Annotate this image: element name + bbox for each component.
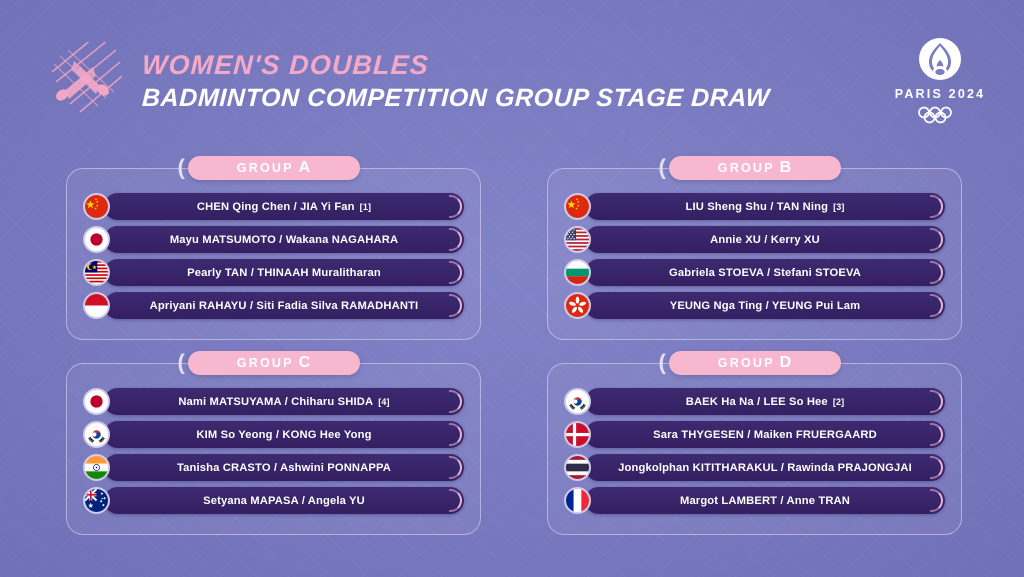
group-badge-wrap: GROUPD [547, 351, 962, 375]
flag-icon-id [83, 292, 110, 319]
team-row[interactable]: CHEN Qing Chen / JIA Yi Fan[1] [83, 193, 464, 220]
team-name-text: Gabriela STOEVA / Stefani STOEVA [669, 267, 861, 279]
team-name-text: Margot LAMBERT / Anne TRAN [680, 495, 850, 507]
flag-icon-us [564, 226, 591, 253]
group-badge-letter: D [780, 355, 792, 371]
group-card-b: GROUPB LIU Sheng Shu / TAN Ning[3] Annie… [547, 168, 962, 340]
team-name: Pearly TAN / THINAAH Muralitharan [104, 259, 464, 286]
team-row[interactable]: Mayu MATSUMOTO / Wakana NAGAHARA [83, 226, 464, 253]
team-name: Mayu MATSUMOTO / Wakana NAGAHARA [104, 226, 464, 253]
team-name-text: Nami MATSUYAMA / Chiharu SHIDA [178, 396, 373, 408]
team-name: Apriyani RAHAYU / Siti Fadia Silva RAMAD… [104, 292, 464, 319]
flag-icon-kr [83, 421, 110, 448]
group-badge-letter: B [780, 160, 792, 176]
team-name-text: Annie XU / Kerry XU [710, 234, 820, 246]
flag-icon-kr [564, 388, 591, 415]
group-badge-label: GROUP [237, 356, 294, 370]
team-row[interactable]: KIM So Yeong / KONG Hee Yong [83, 421, 464, 448]
page-header: WOMEN'S DOUBLES BADMINTON COMPETITION GR… [46, 42, 770, 120]
group-card-body: BAEK Ha Na / LEE So Hee[2] Sara THYGESEN… [547, 363, 962, 535]
group-badge-wrap: GROUPA [66, 156, 481, 180]
team-name-text: BAEK Ha Na / LEE So Hee [686, 396, 828, 408]
team-name-text: Jongkolphan KITITHARAKUL / Rawinda PRAJO… [618, 462, 912, 474]
flag-icon-cn [83, 193, 110, 220]
seed-badge: [1] [360, 202, 371, 212]
olympic-rings-icon [915, 106, 965, 124]
group-card-d: GROUPD BAEK Ha Na / LEE So Hee[2] Sara T… [547, 363, 962, 535]
team-name-text: Sara THYGESEN / Maiken FRUERGAARD [653, 429, 877, 441]
flag-icon-my [83, 259, 110, 286]
group-badge-a[interactable]: GROUPA [188, 156, 360, 180]
flag-icon-hk [564, 292, 591, 319]
group-badge-d[interactable]: GROUPD [669, 351, 841, 375]
team-name: Gabriela STOEVA / Stefani STOEVA [585, 259, 945, 286]
team-row[interactable]: Setyana MAPASA / Angela YU [83, 487, 464, 514]
team-name-text: Tanisha CRASTO / Ashwini PONNAPPA [177, 462, 391, 474]
team-name-text: Apriyani RAHAYU / Siti Fadia Silva RAMAD… [150, 300, 419, 312]
team-row[interactable]: Tanisha CRASTO / Ashwini PONNAPPA [83, 454, 464, 481]
flag-icon-bg [564, 259, 591, 286]
flag-icon-jp [83, 226, 110, 253]
page-title: WOMEN'S DOUBLES [141, 51, 770, 79]
team-name: Margot LAMBERT / Anne TRAN [585, 487, 945, 514]
team-name-text: LIU Sheng Shu / TAN Ning [685, 201, 828, 213]
flag-icon-in [83, 454, 110, 481]
seed-badge: [2] [833, 397, 844, 407]
group-badge-wrap: GROUPC [66, 351, 481, 375]
group-card-a: GROUPA CHEN Qing Chen / JIA Yi Fan[1]May… [66, 168, 481, 340]
team-name: Tanisha CRASTO / Ashwini PONNAPPA [104, 454, 464, 481]
team-name: KIM So Yeong / KONG Hee Yong [104, 421, 464, 448]
flag-icon-au [83, 487, 110, 514]
group-badge-c[interactable]: GROUPC [188, 351, 360, 375]
team-row[interactable]: Gabriela STOEVA / Stefani STOEVA [564, 259, 945, 286]
paris2024-logo: PARIS 2024 [894, 36, 986, 124]
team-row[interactable]: Jongkolphan KITITHARAKUL / Rawinda PRAJO… [564, 454, 945, 481]
team-name: YEUNG Nga Ting / YEUNG Pui Lam [585, 292, 945, 319]
team-name-text: KIM So Yeong / KONG Hee Yong [196, 429, 371, 441]
group-card-body: LIU Sheng Shu / TAN Ning[3] Annie XU / K… [547, 168, 962, 340]
team-name-text: Pearly TAN / THINAAH Muralitharan [187, 267, 381, 279]
team-name-text: Mayu MATSUMOTO / Wakana NAGAHARA [170, 234, 398, 246]
team-row[interactable]: YEUNG Nga Ting / YEUNG Pui Lam [564, 292, 945, 319]
team-name: Jongkolphan KITITHARAKUL / Rawinda PRAJO… [585, 454, 945, 481]
paris2024-flame-emblem [917, 36, 963, 82]
seed-badge: [3] [833, 202, 844, 212]
flag-icon-jp [83, 388, 110, 415]
team-name: BAEK Ha Na / LEE So Hee[2] [585, 388, 945, 415]
group-badge-letter: A [299, 160, 311, 176]
group-badge-b[interactable]: GROUPB [669, 156, 841, 180]
group-card-body: Nami MATSUYAMA / Chiharu SHIDA[4] KIM So… [66, 363, 481, 535]
flag-icon-th [564, 454, 591, 481]
team-name-text: YEUNG Nga Ting / YEUNG Pui Lam [670, 300, 861, 312]
flag-icon-cn [564, 193, 591, 220]
group-card-body: CHEN Qing Chen / JIA Yi Fan[1]Mayu MATSU… [66, 168, 481, 340]
flag-icon-dk [564, 421, 591, 448]
team-name: LIU Sheng Shu / TAN Ning[3] [585, 193, 945, 220]
team-row[interactable]: Annie XU / Kerry XU [564, 226, 945, 253]
team-row[interactable]: Nami MATSUYAMA / Chiharu SHIDA[4] [83, 388, 464, 415]
team-name: CHEN Qing Chen / JIA Yi Fan[1] [104, 193, 464, 220]
group-card-c: GROUPCNami MATSUYAMA / Chiharu SHIDA[4] … [66, 363, 481, 535]
flag-icon-fr [564, 487, 591, 514]
team-row[interactable]: Margot LAMBERT / Anne TRAN [564, 487, 945, 514]
team-name: Nami MATSUYAMA / Chiharu SHIDA[4] [104, 388, 464, 415]
team-name: Annie XU / Kerry XU [585, 226, 945, 253]
team-row[interactable]: LIU Sheng Shu / TAN Ning[3] [564, 193, 945, 220]
page-subtitle: BADMINTON COMPETITION GROUP STAGE DRAW [141, 84, 770, 113]
crossed-shuttlecocks-icon [46, 42, 124, 120]
group-badge-letter: C [299, 355, 311, 371]
paris2024-wordmark: PARIS 2024 [895, 87, 986, 101]
team-name: Sara THYGESEN / Maiken FRUERGAARD [585, 421, 945, 448]
team-row[interactable]: Pearly TAN / THINAAH Muralitharan [83, 259, 464, 286]
group-badge-wrap: GROUPB [547, 156, 962, 180]
team-row[interactable]: Sara THYGESEN / Maiken FRUERGAARD [564, 421, 945, 448]
group-badge-label: GROUP [718, 161, 775, 175]
seed-badge: [4] [378, 397, 389, 407]
group-badge-label: GROUP [237, 161, 294, 175]
group-stage-draw-grid: GROUPA CHEN Qing Chen / JIA Yi Fan[1]May… [66, 168, 962, 535]
header-titles: WOMEN'S DOUBLES BADMINTON COMPETITION GR… [142, 49, 770, 112]
team-row[interactable]: Apriyani RAHAYU / Siti Fadia Silva RAMAD… [83, 292, 464, 319]
team-name-text: Setyana MAPASA / Angela YU [203, 495, 365, 507]
team-name-text: CHEN Qing Chen / JIA Yi Fan [197, 201, 355, 213]
team-row[interactable]: BAEK Ha Na / LEE So Hee[2] [564, 388, 945, 415]
group-badge-label: GROUP [718, 356, 775, 370]
team-name: Setyana MAPASA / Angela YU [104, 487, 464, 514]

══════

Reproduce the records word for word from the line with "group-badge-wrap: GROUPD [547, 351, 962, 375]" to the line with "team-name-text: Apriyani RAHAYU", including both of those lines.

Reply to the exercise:
group-badge-wrap: GROUPD [547, 351, 962, 375]
flag-icon-id [83, 292, 110, 319]
team-row[interactable]: CHEN Qing Chen / JIA Yi Fan[1] [83, 193, 464, 220]
team-name-text: Gabriela STOEVA / Stefani STOEVA [669, 267, 861, 279]
team-name-text: Margot LAMBERT / Anne TRAN [680, 495, 850, 507]
flag-icon-us [564, 226, 591, 253]
group-badge-letter: D [780, 355, 792, 371]
group-card-b: GROUPB LIU Sheng Shu / TAN Ning[3] Annie… [547, 168, 962, 340]
team-name: Pearly TAN / THINAAH Muralitharan [104, 259, 464, 286]
team-row[interactable]: Mayu MATSUMOTO / Wakana NAGAHARA [83, 226, 464, 253]
team-name: Mayu MATSUMOTO / Wakana NAGAHARA [104, 226, 464, 253]
team-name-text: Nami MATSUYAMA / Chiharu SHIDA [178, 396, 373, 408]
team-name: Apriyani RAHAYU / Siti Fadia Silva RAMAD… [104, 292, 464, 319]
flag-icon-kr [83, 421, 110, 448]
group-badge-letter: B [780, 160, 792, 176]
team-name-text: Annie XU / Kerry XU [710, 234, 820, 246]
flag-icon-kr [564, 388, 591, 415]
group-badge-label: GROUP [237, 356, 294, 370]
team-row[interactable]: KIM So Yeong / KONG Hee Yong [83, 421, 464, 448]
page-header: WOMEN'S DOUBLES BADMINTON COMPETITION GR… [46, 42, 770, 120]
group-card-body: BAEK Ha Na / LEE So Hee[2] Sara THYGESEN… [547, 363, 962, 535]
group-badge-wrap: GROUPA [66, 156, 481, 180]
team-name-text: BAEK Ha Na / LEE So Hee [686, 396, 828, 408]
team-name-text: Jongkolphan KITITHARAKUL / Rawinda PRAJO… [618, 462, 912, 474]
flag-icon-cn [83, 193, 110, 220]
seed-badge: [1] [360, 202, 371, 212]
olympic-rings-icon [915, 106, 965, 124]
group-card-d: GROUPD BAEK Ha Na / LEE So Hee[2] Sara T… [547, 363, 962, 535]
team-name-text: Sara THYGESEN / Maiken FRUERGAARD [653, 429, 877, 441]
flag-icon-my [83, 259, 110, 286]
group-badge-a[interactable]: GROUPA [188, 156, 360, 180]
flag-icon-hk [564, 292, 591, 319]
group-badge-d[interactable]: GROUPD [669, 351, 841, 375]
team-name: Gabriela STOEVA / Stefani STOEVA [585, 259, 945, 286]
team-row[interactable]: Setyana MAPASA / Angela YU [83, 487, 464, 514]
team-name-text: Tanisha CRASTO / Ashwini PONNAPPA [177, 462, 391, 474]
team-name-text: Apriyani RAHAYU / Siti Fadia Silva RAMAD… [150, 300, 419, 312]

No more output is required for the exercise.